Layout coordinate data
== == ==

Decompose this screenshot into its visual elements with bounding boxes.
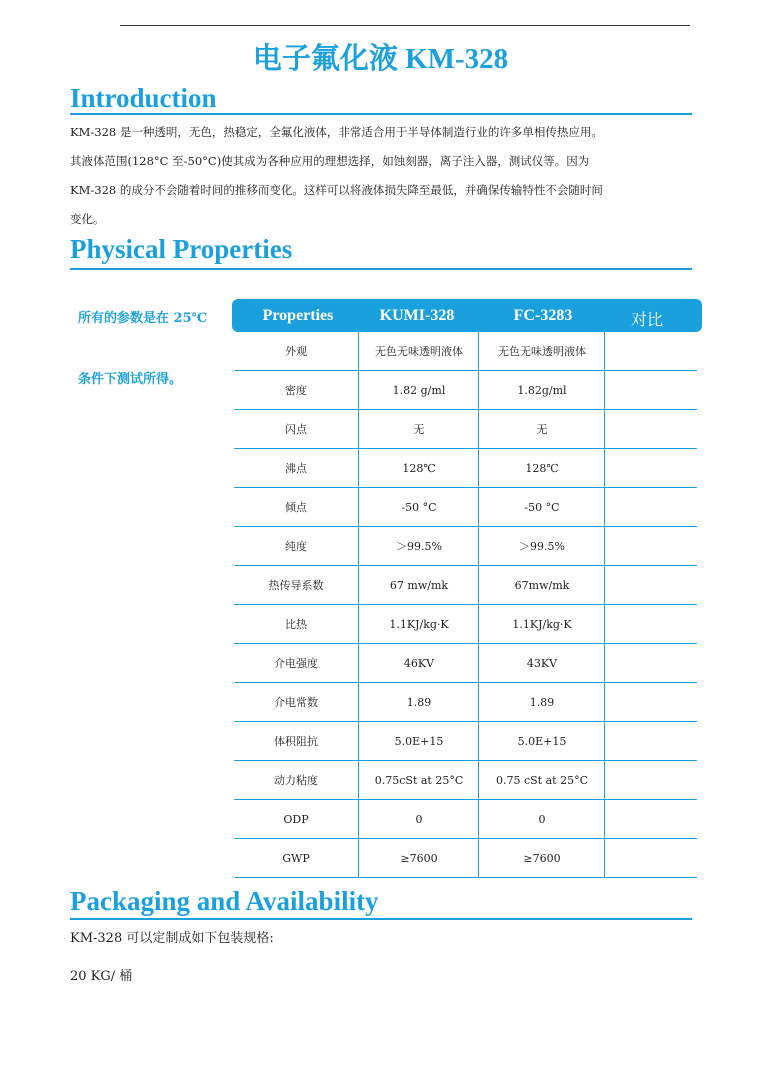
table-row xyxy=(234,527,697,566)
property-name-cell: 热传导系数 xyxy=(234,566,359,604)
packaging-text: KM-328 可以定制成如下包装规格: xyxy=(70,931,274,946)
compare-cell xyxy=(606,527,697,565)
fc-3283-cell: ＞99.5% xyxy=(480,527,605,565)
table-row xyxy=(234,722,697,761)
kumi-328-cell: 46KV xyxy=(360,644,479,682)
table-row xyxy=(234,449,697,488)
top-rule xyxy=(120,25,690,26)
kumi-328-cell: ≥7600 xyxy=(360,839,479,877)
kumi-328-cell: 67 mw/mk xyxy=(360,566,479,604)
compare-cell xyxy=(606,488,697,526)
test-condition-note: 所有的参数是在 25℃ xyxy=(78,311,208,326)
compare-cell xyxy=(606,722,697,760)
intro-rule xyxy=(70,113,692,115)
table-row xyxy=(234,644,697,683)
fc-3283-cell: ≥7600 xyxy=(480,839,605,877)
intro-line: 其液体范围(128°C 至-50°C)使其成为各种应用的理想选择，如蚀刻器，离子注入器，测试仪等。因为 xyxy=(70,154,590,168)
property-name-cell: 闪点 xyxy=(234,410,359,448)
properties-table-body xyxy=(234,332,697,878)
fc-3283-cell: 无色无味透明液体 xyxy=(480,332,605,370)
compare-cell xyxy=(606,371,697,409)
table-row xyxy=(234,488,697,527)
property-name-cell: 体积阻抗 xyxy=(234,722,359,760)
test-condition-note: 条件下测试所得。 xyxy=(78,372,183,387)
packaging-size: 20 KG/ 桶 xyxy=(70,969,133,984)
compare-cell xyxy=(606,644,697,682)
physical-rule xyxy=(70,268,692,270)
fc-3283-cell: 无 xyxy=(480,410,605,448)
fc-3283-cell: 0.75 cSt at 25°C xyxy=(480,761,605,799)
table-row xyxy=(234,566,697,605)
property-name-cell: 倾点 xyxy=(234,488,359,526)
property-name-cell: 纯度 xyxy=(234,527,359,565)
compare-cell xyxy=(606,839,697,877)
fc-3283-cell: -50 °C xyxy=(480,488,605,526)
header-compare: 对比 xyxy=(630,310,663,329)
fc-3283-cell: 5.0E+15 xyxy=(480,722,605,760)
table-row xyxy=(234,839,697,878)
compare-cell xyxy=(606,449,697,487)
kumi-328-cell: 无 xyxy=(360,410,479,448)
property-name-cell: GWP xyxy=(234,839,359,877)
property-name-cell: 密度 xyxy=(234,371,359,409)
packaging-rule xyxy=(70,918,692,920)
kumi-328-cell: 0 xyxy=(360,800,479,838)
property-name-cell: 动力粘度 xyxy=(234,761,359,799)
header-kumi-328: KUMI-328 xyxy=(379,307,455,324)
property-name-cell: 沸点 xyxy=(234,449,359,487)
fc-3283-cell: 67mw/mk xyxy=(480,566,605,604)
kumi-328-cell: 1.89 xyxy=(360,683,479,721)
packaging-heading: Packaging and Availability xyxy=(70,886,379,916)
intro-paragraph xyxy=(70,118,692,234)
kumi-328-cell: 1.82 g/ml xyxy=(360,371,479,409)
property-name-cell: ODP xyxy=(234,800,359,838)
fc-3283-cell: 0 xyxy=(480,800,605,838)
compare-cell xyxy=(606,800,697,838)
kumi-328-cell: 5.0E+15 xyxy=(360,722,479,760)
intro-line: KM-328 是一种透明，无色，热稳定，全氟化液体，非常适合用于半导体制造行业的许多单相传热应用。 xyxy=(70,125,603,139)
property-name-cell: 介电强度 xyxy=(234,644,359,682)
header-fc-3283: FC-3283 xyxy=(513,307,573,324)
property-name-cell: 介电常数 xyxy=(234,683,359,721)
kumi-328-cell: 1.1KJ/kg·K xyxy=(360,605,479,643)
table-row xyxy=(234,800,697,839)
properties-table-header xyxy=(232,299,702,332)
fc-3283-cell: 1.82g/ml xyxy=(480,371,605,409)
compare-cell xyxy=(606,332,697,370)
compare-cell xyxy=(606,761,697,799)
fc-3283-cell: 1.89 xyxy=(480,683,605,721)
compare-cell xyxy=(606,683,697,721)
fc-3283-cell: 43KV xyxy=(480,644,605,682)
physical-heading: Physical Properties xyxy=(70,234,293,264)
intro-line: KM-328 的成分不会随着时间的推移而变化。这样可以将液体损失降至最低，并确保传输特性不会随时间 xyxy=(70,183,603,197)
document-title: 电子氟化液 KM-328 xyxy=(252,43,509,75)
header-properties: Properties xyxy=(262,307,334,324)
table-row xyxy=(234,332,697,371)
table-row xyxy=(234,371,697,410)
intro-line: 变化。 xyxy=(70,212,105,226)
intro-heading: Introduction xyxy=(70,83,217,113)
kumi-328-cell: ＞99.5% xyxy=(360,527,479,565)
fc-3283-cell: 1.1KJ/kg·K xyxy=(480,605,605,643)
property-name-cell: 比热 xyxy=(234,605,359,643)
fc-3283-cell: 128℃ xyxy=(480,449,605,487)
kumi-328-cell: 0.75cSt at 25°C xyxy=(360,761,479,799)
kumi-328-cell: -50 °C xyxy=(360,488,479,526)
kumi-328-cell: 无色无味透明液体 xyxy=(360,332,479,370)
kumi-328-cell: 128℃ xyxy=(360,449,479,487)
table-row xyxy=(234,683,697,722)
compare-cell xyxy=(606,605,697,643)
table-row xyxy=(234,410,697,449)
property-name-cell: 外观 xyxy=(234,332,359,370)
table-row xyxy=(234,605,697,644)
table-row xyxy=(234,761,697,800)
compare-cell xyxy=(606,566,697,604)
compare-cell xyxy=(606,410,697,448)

== == ==

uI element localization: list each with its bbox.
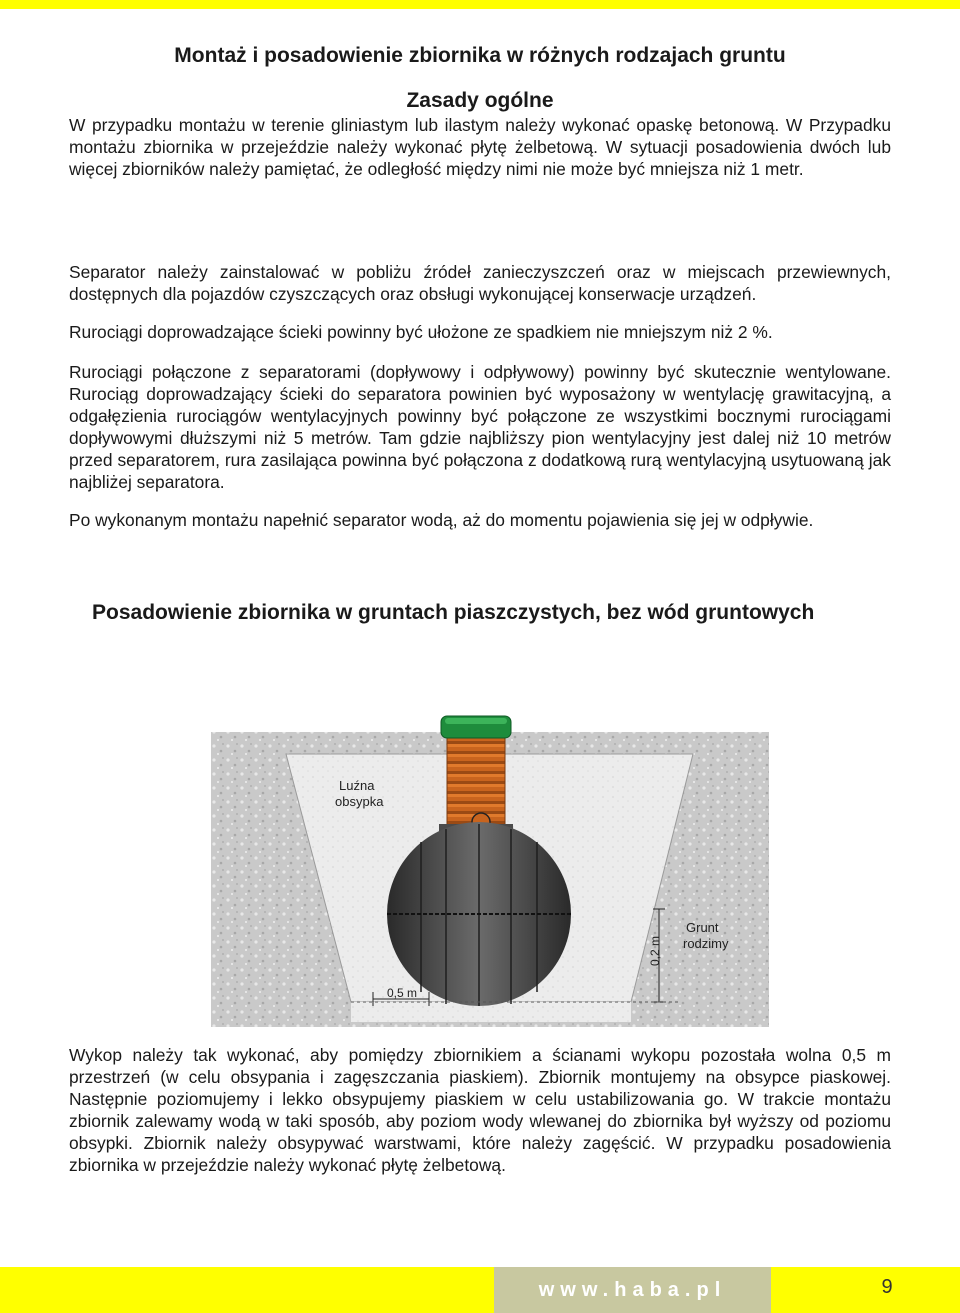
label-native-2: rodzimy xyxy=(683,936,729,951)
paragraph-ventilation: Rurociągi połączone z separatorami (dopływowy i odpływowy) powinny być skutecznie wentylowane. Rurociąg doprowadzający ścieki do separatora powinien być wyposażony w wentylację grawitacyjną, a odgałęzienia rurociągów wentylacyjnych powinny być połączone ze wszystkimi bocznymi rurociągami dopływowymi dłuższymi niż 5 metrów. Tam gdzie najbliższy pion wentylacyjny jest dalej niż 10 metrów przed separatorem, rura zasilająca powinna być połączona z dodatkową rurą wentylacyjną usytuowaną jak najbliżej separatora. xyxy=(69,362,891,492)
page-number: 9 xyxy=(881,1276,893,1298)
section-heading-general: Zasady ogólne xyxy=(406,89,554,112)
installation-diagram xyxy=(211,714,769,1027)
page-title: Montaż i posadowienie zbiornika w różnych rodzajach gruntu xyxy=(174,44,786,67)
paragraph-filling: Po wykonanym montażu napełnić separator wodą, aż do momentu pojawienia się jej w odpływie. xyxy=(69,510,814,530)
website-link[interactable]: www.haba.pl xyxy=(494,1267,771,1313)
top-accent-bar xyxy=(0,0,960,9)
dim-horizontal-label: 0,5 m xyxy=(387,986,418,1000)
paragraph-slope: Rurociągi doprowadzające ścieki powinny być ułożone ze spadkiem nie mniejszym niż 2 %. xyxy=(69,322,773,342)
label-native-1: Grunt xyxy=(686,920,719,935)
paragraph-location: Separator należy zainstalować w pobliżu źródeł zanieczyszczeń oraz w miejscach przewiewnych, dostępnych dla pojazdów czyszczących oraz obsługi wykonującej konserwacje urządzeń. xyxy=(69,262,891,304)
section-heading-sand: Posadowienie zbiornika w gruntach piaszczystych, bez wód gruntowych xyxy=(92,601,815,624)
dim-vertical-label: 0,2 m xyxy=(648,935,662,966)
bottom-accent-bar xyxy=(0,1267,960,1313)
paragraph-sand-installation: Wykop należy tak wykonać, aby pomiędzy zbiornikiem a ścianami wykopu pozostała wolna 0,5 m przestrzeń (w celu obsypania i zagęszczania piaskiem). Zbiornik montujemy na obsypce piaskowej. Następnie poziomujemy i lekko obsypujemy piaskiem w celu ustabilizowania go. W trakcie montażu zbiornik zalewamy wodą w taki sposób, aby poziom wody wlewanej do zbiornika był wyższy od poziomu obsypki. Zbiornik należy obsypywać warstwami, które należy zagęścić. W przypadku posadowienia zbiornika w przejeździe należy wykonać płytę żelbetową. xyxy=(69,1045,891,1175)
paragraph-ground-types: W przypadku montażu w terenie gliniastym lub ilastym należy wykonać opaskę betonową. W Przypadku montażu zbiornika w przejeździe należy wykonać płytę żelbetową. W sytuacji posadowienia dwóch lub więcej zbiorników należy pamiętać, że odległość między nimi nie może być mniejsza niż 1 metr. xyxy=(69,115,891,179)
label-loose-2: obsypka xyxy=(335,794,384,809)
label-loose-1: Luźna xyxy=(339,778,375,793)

== == ==

■ What is asked: Rewrite the items from the line containing "table-row xyxy=(234,527,697,566)" through the line containing "kumi-328-cell: 1.89 xyxy=(360,683,479,721)", both included, as a Markdown table with the columns "Row" and "Line", leaving out blank lines.

■ Exercise output:
| Row | Line |
|---|---|
| 1 | table-row xyxy=(234,527,697,566) |
| 2 | property-name-cell: 热传导系数 xyxy=(234,566,359,604) |
| 3 | packaging-text: KM-328 可以定制成如下包装规格: xyxy=(70,931,274,946) |
| 4 | compare-cell xyxy=(606,527,697,565) |
| 5 | fc-3283-cell: ＞99.5% xyxy=(480,527,605,565) |
| 6 | table-row xyxy=(234,722,697,761) |
| 7 | kumi-328-cell: 46KV xyxy=(360,644,479,682) |
| 8 | table-row xyxy=(234,449,697,488) |
| 9 | top-rule xyxy=(120,25,690,26) |
| 10 | kumi-328-cell: ≥7600 xyxy=(360,839,479,877) |
| 11 | kumi-328-cell: 67 mw/mk xyxy=(360,566,479,604) |
| 12 | compare-cell xyxy=(606,488,697,526) |
| 13 | test-condition-note: 所有的参数是在 25℃ xyxy=(78,311,208,326) |
| 14 | compare-cell xyxy=(606,722,697,760) |
| 15 | intro-rule xyxy=(70,113,692,115) |
| 16 | table-row xyxy=(234,644,697,683) |
| 17 | fc-3283-cell: ≥7600 xyxy=(480,839,605,877) |
| 18 | intro-line: 其液体范围(128°C 至-50°C)使其成为各种应用的理想选择，如蚀刻器，离子注入器，测试仪等。因为 xyxy=(70,154,590,168) |
| 19 | property-name-cell: 闪点 xyxy=(234,410,359,448) |
| 20 | properties-table-body xyxy=(234,332,697,878) |
| 21 | fc-3283-cell: 无色无味透明液体 xyxy=(480,332,605,370) |
| 22 | compare-cell xyxy=(606,371,697,409) |
| 23 | table-row xyxy=(234,488,697,527) |
| 24 | property-name-cell: 体积阻抗 xyxy=(234,722,359,760) |
| 25 | test-condition-note: 条件下测试所得。 xyxy=(78,372,183,387) |
| 26 | packaging-size: 20 KG/ 桶 xyxy=(70,969,133,984) |
| 27 | compare-cell xyxy=(606,644,697,682) |
| 28 | physical-rule xyxy=(70,268,692,270) |
| 29 | fc-3283-cell: 无 xyxy=(480,410,605,448) |
| 30 | fc-3283-cell: 0.75 cSt at 25°C xyxy=(480,761,605,799) |
| 31 | table-row xyxy=(234,566,697,605) |
| 32 | property-name-cell: 倾点 xyxy=(234,488,359,526) |
| 33 | property-name-cell: 纯度 xyxy=(234,527,359,565) |
| 34 | compare-cell xyxy=(606,839,697,877) |
| 35 | fc-3283-cell: -50 °C xyxy=(480,488,605,526) |
| 36 | header-compare: 对比 xyxy=(630,310,663,329) |
| 37 | fc-3283-cell: 5.0E+15 xyxy=(480,722,605,760) |
| 38 | table-row xyxy=(234,839,697,878) |
| 39 | compare-cell xyxy=(606,449,697,487) |
| 40 | kumi-328-cell: 无 xyxy=(360,410,479,448) |
| 41 | property-name-cell: GWP xyxy=(234,839,359,877) |
| 42 | property-name-cell: 密度 xyxy=(234,371,359,409) |
| 43 | packaging-rule xyxy=(70,918,692,920) |
| 44 | kumi-328-cell: 0 xyxy=(360,800,479,838) |
| 45 | property-name-cell: 动力粘度 xyxy=(234,761,359,799) |
| 46 | header-kumi-328: KUMI-328 xyxy=(379,307,455,324) |
| 47 | property-name-cell: 沸点 xyxy=(234,449,359,487) |
| 48 | fc-3283-cell: 67mw/mk xyxy=(480,566,605,604) |
| 49 | kumi-328-cell: 1.89 xyxy=(360,683,479,721) |